THE EXERCISE:
Return all the data, word for word.

━━━ MATERIAL SUPPLIED ━━━

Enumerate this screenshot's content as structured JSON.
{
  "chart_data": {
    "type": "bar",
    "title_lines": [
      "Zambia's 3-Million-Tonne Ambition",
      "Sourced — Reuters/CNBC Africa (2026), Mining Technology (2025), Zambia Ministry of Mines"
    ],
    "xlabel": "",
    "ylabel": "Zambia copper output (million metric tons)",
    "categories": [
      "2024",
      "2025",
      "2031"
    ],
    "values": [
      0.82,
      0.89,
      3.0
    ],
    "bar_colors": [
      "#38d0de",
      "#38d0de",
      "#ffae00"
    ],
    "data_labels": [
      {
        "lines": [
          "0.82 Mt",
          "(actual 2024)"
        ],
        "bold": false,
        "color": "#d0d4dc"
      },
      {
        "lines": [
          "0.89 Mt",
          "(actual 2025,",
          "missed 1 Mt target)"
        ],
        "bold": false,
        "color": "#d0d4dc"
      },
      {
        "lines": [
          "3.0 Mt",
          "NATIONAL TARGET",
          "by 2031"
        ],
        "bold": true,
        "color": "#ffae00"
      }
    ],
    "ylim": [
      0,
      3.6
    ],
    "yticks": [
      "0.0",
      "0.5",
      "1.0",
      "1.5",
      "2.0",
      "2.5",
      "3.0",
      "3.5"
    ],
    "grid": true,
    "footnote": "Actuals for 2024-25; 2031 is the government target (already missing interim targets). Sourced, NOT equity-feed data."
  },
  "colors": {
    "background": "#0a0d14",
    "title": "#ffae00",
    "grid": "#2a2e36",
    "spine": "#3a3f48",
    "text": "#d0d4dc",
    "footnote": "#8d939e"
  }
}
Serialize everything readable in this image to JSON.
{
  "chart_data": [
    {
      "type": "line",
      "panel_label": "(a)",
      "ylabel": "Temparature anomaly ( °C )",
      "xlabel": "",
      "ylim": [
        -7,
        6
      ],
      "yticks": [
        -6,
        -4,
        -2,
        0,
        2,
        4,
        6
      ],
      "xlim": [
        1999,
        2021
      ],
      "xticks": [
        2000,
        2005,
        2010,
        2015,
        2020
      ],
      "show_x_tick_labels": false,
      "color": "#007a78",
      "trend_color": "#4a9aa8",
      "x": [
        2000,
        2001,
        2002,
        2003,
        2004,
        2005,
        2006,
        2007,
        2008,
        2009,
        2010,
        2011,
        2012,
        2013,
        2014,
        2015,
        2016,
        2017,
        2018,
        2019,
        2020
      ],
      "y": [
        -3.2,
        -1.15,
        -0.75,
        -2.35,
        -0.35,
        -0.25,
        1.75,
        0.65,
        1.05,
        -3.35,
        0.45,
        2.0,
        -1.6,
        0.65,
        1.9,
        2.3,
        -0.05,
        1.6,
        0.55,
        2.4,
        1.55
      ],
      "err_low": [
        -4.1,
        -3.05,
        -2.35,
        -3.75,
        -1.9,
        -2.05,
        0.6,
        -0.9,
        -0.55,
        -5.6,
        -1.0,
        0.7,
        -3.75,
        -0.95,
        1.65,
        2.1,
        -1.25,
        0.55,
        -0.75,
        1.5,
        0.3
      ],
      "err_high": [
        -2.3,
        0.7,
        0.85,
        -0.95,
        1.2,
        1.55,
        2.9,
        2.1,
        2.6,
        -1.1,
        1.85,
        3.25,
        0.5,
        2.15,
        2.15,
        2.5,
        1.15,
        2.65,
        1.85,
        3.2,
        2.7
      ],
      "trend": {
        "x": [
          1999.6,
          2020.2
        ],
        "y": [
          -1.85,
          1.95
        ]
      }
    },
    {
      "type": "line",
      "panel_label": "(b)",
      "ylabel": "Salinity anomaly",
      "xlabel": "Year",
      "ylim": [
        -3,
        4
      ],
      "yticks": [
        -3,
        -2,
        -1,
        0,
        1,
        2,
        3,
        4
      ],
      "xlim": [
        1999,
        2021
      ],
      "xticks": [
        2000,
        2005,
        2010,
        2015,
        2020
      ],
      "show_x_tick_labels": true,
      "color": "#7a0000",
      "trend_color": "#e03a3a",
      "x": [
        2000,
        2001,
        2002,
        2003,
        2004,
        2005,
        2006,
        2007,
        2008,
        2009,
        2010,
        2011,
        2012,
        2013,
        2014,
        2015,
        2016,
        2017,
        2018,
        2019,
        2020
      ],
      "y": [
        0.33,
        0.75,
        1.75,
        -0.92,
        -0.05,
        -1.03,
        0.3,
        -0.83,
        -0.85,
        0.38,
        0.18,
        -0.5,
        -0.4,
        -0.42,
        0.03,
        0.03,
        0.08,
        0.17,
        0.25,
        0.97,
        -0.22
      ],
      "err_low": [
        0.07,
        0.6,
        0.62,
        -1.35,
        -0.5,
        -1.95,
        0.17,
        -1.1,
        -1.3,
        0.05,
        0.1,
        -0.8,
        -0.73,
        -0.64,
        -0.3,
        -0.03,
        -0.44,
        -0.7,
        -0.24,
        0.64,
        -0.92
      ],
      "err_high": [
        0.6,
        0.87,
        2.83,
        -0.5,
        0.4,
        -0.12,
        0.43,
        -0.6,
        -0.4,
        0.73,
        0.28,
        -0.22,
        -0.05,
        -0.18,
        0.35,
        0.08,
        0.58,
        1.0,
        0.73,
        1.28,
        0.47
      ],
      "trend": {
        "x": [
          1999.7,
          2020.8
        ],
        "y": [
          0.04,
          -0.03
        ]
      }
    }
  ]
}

━━━

OUTPUT FOR THIS EXERCISE:
Enumerate this screenshot's content as structured JSON.
{
  "chart_data": {
    "type": "bar",
    "title_lines": [
      "Zambia's 3-Million-Tonne Ambition",
      "Sourced — Reuters/CNBC Africa (2026), Mining Technology (2025), Zambia Ministry of Mines"
    ],
    "xlabel": "",
    "ylabel": "Zambia copper output (million metric tons)",
    "categories": [
      "2024",
      "2025",
      "2031"
    ],
    "values": [
      0.82,
      0.89,
      3.0
    ],
    "bar_colors": [
      "#38d0de",
      "#38d0de",
      "#ffae00"
    ],
    "data_labels": [
      {
        "lines": [
          "0.82 Mt",
          "(actual 2024)"
        ],
        "bold": false,
        "color": "#d0d4dc"
      },
      {
        "lines": [
          "0.89 Mt",
          "(actual 2025,",
          "missed 1 Mt target)"
        ],
        "bold": false,
        "color": "#d0d4dc"
      },
      {
        "lines": [
          "3.0 Mt",
          "NATIONAL TARGET",
          "by 2031"
        ],
        "bold": true,
        "color": "#ffae00"
      }
    ],
    "ylim": [
      0,
      3.6
    ],
    "yticks": [
      "0.0",
      "0.5",
      "1.0",
      "1.5",
      "2.0",
      "2.5",
      "3.0",
      "3.5"
    ],
    "grid": true,
    "footnote": "Actuals for 2024-25; 2031 is the government target (already missing interim targets). Sourced, NOT equity-feed data."
  },
  "colors": {
    "background": "#0a0d14",
    "title": "#ffae00",
    "grid": "#2a2e36",
    "spine": "#3a3f48",
    "text": "#d0d4dc",
    "footnote": "#8d939e"
  }
}
Serialize everything readable in this image to JSON.
{
  "chart_data": [
    {
      "type": "line",
      "panel_label": "(a)",
      "ylabel": "Temparature anomaly ( °C )",
      "xlabel": "",
      "ylim": [
        -7,
        6
      ],
      "yticks": [
        -6,
        -4,
        -2,
        0,
        2,
        4,
        6
      ],
      "xlim": [
        1999,
        2021
      ],
      "xticks": [
        2000,
        2005,
        2010,
        2015,
        2020
      ],
      "show_x_tick_labels": false,
      "color": "#007a78",
      "trend_color": "#4a9aa8",
      "x": [
        2000,
        2001,
        2002,
        2003,
        2004,
        2005,
        2006,
        2007,
        2008,
        2009,
        2010,
        2011,
        2012,
        2013,
        2014,
        2015,
        2016,
        2017,
        2018,
        2019,
        2020
      ],
      "y": [
        -3.2,
        -1.15,
        -0.75,
        -2.35,
        -0.35,
        -0.25,
        1.75,
        0.65,
        1.05,
        -3.35,
        0.45,
        2.0,
        -1.6,
        0.65,
        1.9,
        2.3,
        -0.05,
        1.6,
        0.55,
        2.4,
        1.55
      ],
      "err_low": [
        -4.1,
        -3.05,
        -2.35,
        -3.75,
        -1.9,
        -2.05,
        0.6,
        -0.9,
        -0.55,
        -5.6,
        -1.0,
        0.7,
        -3.75,
        -0.95,
        1.65,
        2.1,
        -1.25,
        0.55,
        -0.75,
        1.5,
        0.3
      ],
      "err_high": [
        -2.3,
        0.7,
        0.85,
        -0.95,
        1.2,
        1.55,
        2.9,
        2.1,
        2.6,
        -1.1,
        1.85,
        3.25,
        0.5,
        2.15,
        2.15,
        2.5,
        1.15,
        2.65,
        1.85,
        3.2,
        2.7
      ],
      "trend": {
        "x": [
          1999.6,
          2020.2
        ],
        "y": [
          -1.85,
          1.95
        ]
      }
    },
    {
      "type": "line",
      "panel_label": "(b)",
      "ylabel": "Salinity anomaly",
      "xlabel": "Year",
      "ylim": [
        -3,
        4
      ],
      "yticks": [
        -3,
        -2,
        -1,
        0,
        1,
        2,
        3,
        4
      ],
      "xlim": [
        1999,
        2021
      ],
      "xticks": [
        2000,
        2005,
        2010,
        2015,
        2020
      ],
      "show_x_tick_labels": true,
      "color": "#7a0000",
      "trend_color": "#e03a3a",
      "x": [
        2000,
        2001,
        2002,
        2003,
        2004,
        2005,
        2006,
        2007,
        2008,
        2009,
        2010,
        2011,
        2012,
        2013,
        2014,
        2015,
        2016,
        2017,
        2018,
        2019,
        2020
      ],
      "y": [
        0.33,
        0.75,
        1.75,
        -0.92,
        -0.05,
        -1.03,
        0.3,
        -0.83,
        -0.85,
        0.38,
        0.18,
        -0.5,
        -0.4,
        -0.42,
        0.03,
        0.03,
        0.08,
        0.17,
        0.25,
        0.97,
        -0.22
      ],
      "err_low": [
        0.07,
        0.6,
        0.62,
        -1.35,
        -0.5,
        -1.95,
        0.17,
        -1.1,
        -1.3,
        0.05,
        0.1,
        -0.8,
        -0.73,
        -0.64,
        -0.3,
        -0.03,
        -0.44,
        -0.7,
        -0.24,
        0.64,
        -0.92
      ],
      "err_high": [
        0.6,
        0.87,
        2.83,
        -0.5,
        0.4,
        -0.12,
        0.43,
        -0.6,
        -0.4,
        0.73,
        0.28,
        -0.22,
        -0.05,
        -0.18,
        0.35,
        0.08,
        0.58,
        1.0,
        0.73,
        1.28,
        0.47
      ],
      "trend": {
        "x": [
          1999.7,
          2020.8
        ],
        "y": [
          0.04,
          -0.03
        ]
      }
    }
  ]
}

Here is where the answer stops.